SUPPLIED TEXT —
════════════════

Here, we show that it is activation of CaMKIV which is necessary for the neurotrophin-induced CREB activation and subsequent block of MAG-mediated inhibition of neurite outgrowth. We also show that this CaMKIV-mediated effect is dependent on calcium flux from intracellular stores and that BDNF activates CaMKIV via a parallel signaling pathway, separate from that of PKA and ERK. This is the first time that calcium has been implicated in the signaling which leads to overcoming MAG-mediated inhibition of axonal regeneration.

Results and Discussion

CaMKIV is necessary for the BDNF-induced priming effect but not the db-cAMP block of axonal inhibition

In order to address the role of CaMK (and indirectly, the role of calcium) in overcoming inhibition by MAG, we first confirmed that the CaMK inhibitor, KN62, was able to attenuate the phosphorylation of CREB by BDNF and block completely its ability to overcome inhibition (Fig. 1A and B). A significant increase in CREB phosphorylation was observed in cerebellar (Fig. 1A) and dorsal root ganglion (data not shown) neurons following exposure to BDNF. In addition, our findings show that while CaMK inhibition alone has no effect on basal levels of CREB phosphorylation, KN-62 is indeed sufficient to abrogate the BDNF-induced increase in CREB phosphorylation in these same neurons. In sharp contrast, however, KN62 had no effect on the ability of db-cAMP to activate CREB. Figure 1A shows that CREB is phosphorylated in response to db-cAMP as effectively with or without KN62. Consistent with this, KN62 also has no effect on the ability of db-cAMP to overcome inhibition by MAG; neurons on MAG-expressing cells in the presence of db-cAMP, either with or without KN62, extend neurites as long as on the control cells not expressing MAG (Fig. 1B). Hence, we find that blocking the activity of CaMKIV does indeed interfere with the BDNF-induced priming effect, via a mechanism which works either upstream or in parallel to the cAMP-elevation step.

════════════════

BRIEF 1 — Do the following statements agree with the text on CaMKIV and MAG inhibition? Answer yes or no for each and quote the deciding words. (a) KN62 blocked the ability of db-cAMP to activate CREB. (b) BDNF activates CaMKIV through a pathway separate from that of PKA and ERK. (c) CaMK inhibition alone lowered basal levels of CREB phosphorylation.
BRIEF 2 — Reproduce the text on CaMKIV and MAG inhibition between "Here, we show" and "of axonal regeneration.", inclusive.

[Page layout parsing data]
════════════════

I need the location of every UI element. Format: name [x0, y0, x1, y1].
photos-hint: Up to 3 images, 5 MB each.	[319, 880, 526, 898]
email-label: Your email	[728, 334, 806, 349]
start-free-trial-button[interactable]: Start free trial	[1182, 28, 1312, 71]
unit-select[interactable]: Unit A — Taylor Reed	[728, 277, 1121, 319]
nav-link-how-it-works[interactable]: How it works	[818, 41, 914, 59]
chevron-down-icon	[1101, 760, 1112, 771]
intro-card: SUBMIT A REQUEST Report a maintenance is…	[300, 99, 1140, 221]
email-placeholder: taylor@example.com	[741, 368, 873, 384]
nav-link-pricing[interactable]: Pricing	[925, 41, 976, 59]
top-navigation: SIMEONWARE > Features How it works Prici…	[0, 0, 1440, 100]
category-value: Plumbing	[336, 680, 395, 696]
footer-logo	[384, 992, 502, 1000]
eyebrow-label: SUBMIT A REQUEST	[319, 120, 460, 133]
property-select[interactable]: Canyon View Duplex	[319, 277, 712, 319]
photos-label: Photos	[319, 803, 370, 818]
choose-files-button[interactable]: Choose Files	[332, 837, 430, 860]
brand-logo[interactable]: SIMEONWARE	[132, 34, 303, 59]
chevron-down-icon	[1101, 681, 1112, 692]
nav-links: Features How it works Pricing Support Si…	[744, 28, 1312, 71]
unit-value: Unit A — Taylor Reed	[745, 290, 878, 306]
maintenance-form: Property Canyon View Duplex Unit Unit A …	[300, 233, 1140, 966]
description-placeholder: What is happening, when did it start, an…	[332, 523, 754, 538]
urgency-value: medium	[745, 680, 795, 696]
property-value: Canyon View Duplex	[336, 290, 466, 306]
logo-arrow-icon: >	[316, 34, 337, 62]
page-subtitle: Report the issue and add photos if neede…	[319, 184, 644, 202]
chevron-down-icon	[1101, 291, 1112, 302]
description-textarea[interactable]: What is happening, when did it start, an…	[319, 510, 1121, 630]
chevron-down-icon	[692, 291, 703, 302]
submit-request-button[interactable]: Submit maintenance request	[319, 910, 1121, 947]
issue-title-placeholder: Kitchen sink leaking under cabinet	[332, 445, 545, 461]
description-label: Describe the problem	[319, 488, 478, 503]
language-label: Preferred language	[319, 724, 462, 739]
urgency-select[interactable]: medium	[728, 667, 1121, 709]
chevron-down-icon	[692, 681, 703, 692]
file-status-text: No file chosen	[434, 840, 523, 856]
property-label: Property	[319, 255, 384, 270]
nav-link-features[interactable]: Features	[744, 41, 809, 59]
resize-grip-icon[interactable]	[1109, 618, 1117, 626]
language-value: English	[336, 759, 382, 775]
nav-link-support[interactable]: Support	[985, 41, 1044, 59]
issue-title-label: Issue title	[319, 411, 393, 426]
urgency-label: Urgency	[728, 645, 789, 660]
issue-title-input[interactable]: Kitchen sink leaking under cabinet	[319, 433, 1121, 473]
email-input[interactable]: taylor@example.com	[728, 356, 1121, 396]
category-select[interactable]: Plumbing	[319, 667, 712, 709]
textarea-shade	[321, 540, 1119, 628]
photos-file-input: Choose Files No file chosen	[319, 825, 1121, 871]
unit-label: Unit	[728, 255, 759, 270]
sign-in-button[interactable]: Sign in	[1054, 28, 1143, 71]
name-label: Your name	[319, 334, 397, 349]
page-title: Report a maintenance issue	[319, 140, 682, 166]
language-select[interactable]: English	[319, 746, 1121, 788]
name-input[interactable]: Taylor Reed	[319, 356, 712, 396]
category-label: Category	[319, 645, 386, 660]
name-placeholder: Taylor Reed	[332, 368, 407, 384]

════════════════

WRITTEN RESPONSE 1 —
(a) No: "KN62 had no effect on the ability of db-cAMP to activate CREB."
(b) Yes: "BDNF activates CaMKIV via a parallel signaling pathway, separate from that of PKA and ERK."
(c) No: "while CaMK inhibition alone has no effect on basal levels of CREB phosphorylation"

WRITTEN RESPONSE 2 —
Here, we show that it is activation of CaMKIV which is necessary for the neurotrophin-induced CREB activation and subsequent block of MAG-mediated inhibition of neurite outgrowth. We also show that this CaMKIV-mediated effect is dependent on calcium flux from intracellular stores and that BDNF activates CaMKIV via a parallel signaling pathway, separate from that of PKA and ERK. This is the first time that calcium has been implicated in the signaling which leads to overcoming MAG-mediated inhibition of axonal regeneration.